=== Supplied material ===

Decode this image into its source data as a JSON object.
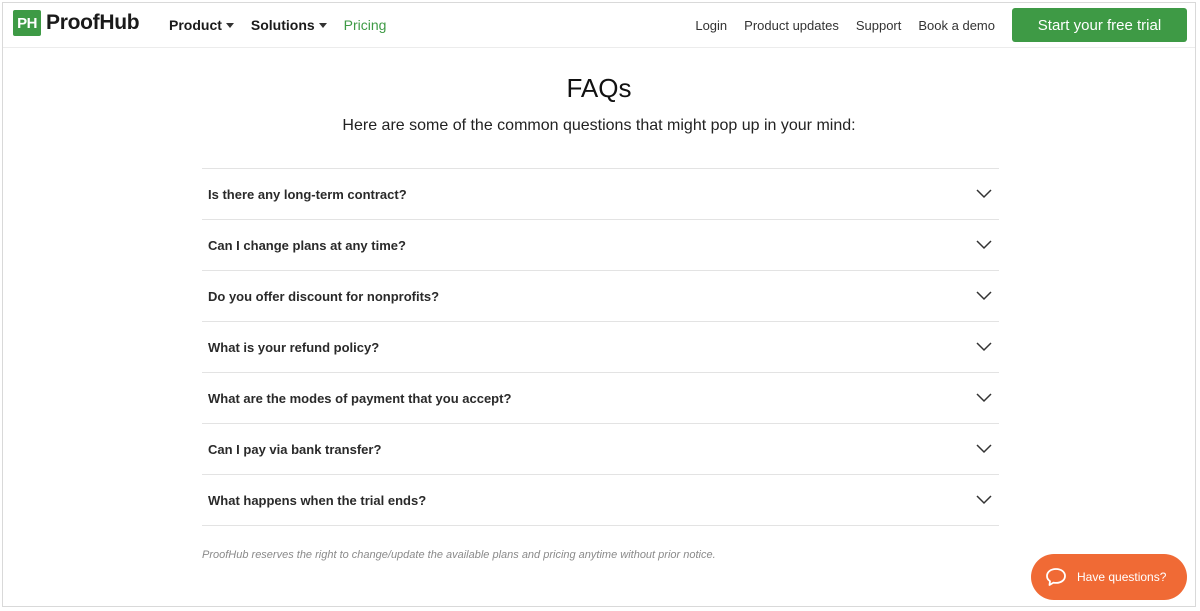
{
  "header": {
    "logo_badge": "PH",
    "logo_text": "ProofHub",
    "nav_left": [
      {
        "label": "Product",
        "dropdown": true
      },
      {
        "label": "Solutions",
        "dropdown": true
      },
      {
        "label": "Pricing",
        "dropdown": false,
        "active": true
      }
    ],
    "nav_right": [
      "Login",
      "Product updates",
      "Support",
      "Book a demo"
    ],
    "cta_label": "Start your free trial"
  },
  "main": {
    "title": "FAQs",
    "subtitle": "Here are some of the common questions that might pop up in your mind:",
    "faqs": [
      {
        "question": "Is there any long-term contract?",
        "icon": "chevron-down-icon"
      },
      {
        "question": "Can I change plans at any time?",
        "icon": "chevron-down-icon"
      },
      {
        "question": "Do you offer discount for nonprofits?",
        "icon": "chevron-down-icon"
      },
      {
        "question": "What is your refund policy?",
        "icon": "chevron-down-icon"
      },
      {
        "question": "What are the modes of payment that you accept?",
        "icon": "chevron-down-icon"
      },
      {
        "question": "Can I pay via bank transfer?",
        "icon": "chevron-down-icon"
      },
      {
        "question": "What happens when the trial ends?",
        "icon": "chevron-down-icon"
      }
    ],
    "note": "ProofHub reserves the right to change/update the available plans and pricing anytime without prior notice."
  },
  "help_widget": {
    "label": "Have questions?",
    "icon": "chat-bubble-icon"
  },
  "colors": {
    "brand_green": "#3e9a45",
    "help_orange": "#f06a35"
  }
}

=== Your goal ===
Output the entries above exactly. Drop the pictures.

=== Task solution ===
Decode this image into its source data as a JSON object.
{
  "header": {
    "logo_badge": "PH",
    "logo_text": "ProofHub",
    "nav_left": [
      {
        "label": "Product",
        "dropdown": true
      },
      {
        "label": "Solutions",
        "dropdown": true
      },
      {
        "label": "Pricing",
        "dropdown": false,
        "active": true
      }
    ],
    "nav_right": [
      "Login",
      "Product updates",
      "Support",
      "Book a demo"
    ],
    "cta_label": "Start your free trial"
  },
  "main": {
    "title": "FAQs",
    "subtitle": "Here are some of the common questions that might pop up in your mind:",
    "faqs": [
      {
        "question": "Is there any long-term contract?",
        "icon": "chevron-down-icon"
      },
      {
        "question": "Can I change plans at any time?",
        "icon": "chevron-down-icon"
      },
      {
        "question": "Do you offer discount for nonprofits?",
        "icon": "chevron-down-icon"
      },
      {
        "question": "What is your refund policy?",
        "icon": "chevron-down-icon"
      },
      {
        "question": "What are the modes of payment that you accept?",
        "icon": "chevron-down-icon"
      },
      {
        "question": "Can I pay via bank transfer?",
        "icon": "chevron-down-icon"
      },
      {
        "question": "What happens when the trial ends?",
        "icon": "chevron-down-icon"
      }
    ],
    "note": "ProofHub reserves the right to change/update the available plans and pricing anytime without prior notice."
  },
  "help_widget": {
    "label": "Have questions?",
    "icon": "chat-bubble-icon"
  },
  "colors": {
    "brand_green": "#3e9a45",
    "help_orange": "#f06a35"
  }
}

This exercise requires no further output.